> **Task statement**: Find each line with the string "number" and report it.

> **Given entries**:
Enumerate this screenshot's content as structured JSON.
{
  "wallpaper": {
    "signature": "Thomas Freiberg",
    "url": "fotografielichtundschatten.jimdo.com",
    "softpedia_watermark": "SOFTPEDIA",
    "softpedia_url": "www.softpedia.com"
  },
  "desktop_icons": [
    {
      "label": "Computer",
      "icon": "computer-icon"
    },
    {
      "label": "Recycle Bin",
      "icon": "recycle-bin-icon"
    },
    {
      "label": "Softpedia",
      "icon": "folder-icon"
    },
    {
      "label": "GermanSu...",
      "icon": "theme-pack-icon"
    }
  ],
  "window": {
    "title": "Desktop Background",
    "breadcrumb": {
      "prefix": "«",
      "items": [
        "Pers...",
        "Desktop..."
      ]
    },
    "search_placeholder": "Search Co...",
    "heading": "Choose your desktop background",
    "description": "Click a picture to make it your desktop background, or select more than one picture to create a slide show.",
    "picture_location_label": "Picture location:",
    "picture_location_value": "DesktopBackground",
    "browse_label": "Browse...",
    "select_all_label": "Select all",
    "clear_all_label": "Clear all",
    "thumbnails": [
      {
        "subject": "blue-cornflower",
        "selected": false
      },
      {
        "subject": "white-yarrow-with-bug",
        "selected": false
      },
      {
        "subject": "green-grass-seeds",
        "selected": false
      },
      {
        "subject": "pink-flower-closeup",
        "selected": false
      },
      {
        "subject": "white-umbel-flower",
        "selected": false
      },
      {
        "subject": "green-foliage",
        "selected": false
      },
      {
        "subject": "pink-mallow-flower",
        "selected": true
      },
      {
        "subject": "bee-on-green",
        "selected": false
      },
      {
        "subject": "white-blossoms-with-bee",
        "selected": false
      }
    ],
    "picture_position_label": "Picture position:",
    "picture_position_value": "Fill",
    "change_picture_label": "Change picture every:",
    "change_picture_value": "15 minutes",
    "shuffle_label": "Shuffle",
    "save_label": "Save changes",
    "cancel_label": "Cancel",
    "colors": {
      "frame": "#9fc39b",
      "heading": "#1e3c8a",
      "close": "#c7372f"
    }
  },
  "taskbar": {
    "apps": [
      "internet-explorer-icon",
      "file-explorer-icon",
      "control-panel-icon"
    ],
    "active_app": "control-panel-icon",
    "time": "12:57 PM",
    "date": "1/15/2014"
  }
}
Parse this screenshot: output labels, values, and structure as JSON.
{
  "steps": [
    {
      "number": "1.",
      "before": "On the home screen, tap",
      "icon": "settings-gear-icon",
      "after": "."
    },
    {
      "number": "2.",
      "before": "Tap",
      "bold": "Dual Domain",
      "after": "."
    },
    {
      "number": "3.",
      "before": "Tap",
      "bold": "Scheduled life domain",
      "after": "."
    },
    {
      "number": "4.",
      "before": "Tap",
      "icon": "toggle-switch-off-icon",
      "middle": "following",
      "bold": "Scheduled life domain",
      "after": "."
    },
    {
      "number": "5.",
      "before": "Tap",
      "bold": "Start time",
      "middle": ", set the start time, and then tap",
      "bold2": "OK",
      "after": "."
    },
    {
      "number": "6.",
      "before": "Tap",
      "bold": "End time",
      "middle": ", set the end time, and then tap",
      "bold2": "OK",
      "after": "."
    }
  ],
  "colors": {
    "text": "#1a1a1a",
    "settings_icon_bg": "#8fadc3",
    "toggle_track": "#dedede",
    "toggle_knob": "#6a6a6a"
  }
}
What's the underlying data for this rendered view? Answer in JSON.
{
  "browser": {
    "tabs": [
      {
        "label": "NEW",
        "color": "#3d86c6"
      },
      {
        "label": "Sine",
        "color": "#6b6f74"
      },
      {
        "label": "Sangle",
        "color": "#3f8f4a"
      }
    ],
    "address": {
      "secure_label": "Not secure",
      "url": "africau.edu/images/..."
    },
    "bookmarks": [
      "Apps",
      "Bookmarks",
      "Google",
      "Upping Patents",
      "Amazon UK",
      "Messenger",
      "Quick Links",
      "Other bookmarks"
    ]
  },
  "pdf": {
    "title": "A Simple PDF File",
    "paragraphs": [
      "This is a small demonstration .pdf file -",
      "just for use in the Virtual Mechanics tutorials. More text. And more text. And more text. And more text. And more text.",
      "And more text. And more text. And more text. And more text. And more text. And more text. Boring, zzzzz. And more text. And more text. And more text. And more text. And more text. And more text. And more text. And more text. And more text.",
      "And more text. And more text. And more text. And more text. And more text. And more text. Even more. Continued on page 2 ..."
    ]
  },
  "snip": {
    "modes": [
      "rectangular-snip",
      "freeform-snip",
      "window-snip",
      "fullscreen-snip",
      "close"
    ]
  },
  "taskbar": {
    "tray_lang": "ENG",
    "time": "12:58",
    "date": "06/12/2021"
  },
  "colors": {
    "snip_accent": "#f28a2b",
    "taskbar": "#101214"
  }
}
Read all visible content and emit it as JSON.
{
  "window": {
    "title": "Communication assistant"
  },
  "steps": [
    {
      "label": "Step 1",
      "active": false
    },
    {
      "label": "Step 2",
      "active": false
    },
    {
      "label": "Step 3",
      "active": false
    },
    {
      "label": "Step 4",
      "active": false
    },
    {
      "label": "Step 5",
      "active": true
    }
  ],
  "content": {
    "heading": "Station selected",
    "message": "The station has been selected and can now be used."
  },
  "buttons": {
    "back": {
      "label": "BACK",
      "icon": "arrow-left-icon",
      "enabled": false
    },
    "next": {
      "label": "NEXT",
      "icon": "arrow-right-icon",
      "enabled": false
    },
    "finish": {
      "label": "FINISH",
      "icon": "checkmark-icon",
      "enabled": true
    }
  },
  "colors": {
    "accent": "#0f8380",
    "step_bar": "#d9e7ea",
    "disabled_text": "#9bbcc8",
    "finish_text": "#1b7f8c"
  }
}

> **Output for this task**:
      "number": "1.",
      "number": "2.",
      "number": "3.",
      "number": "4.",
      "number": "5.",
      "number": "6.",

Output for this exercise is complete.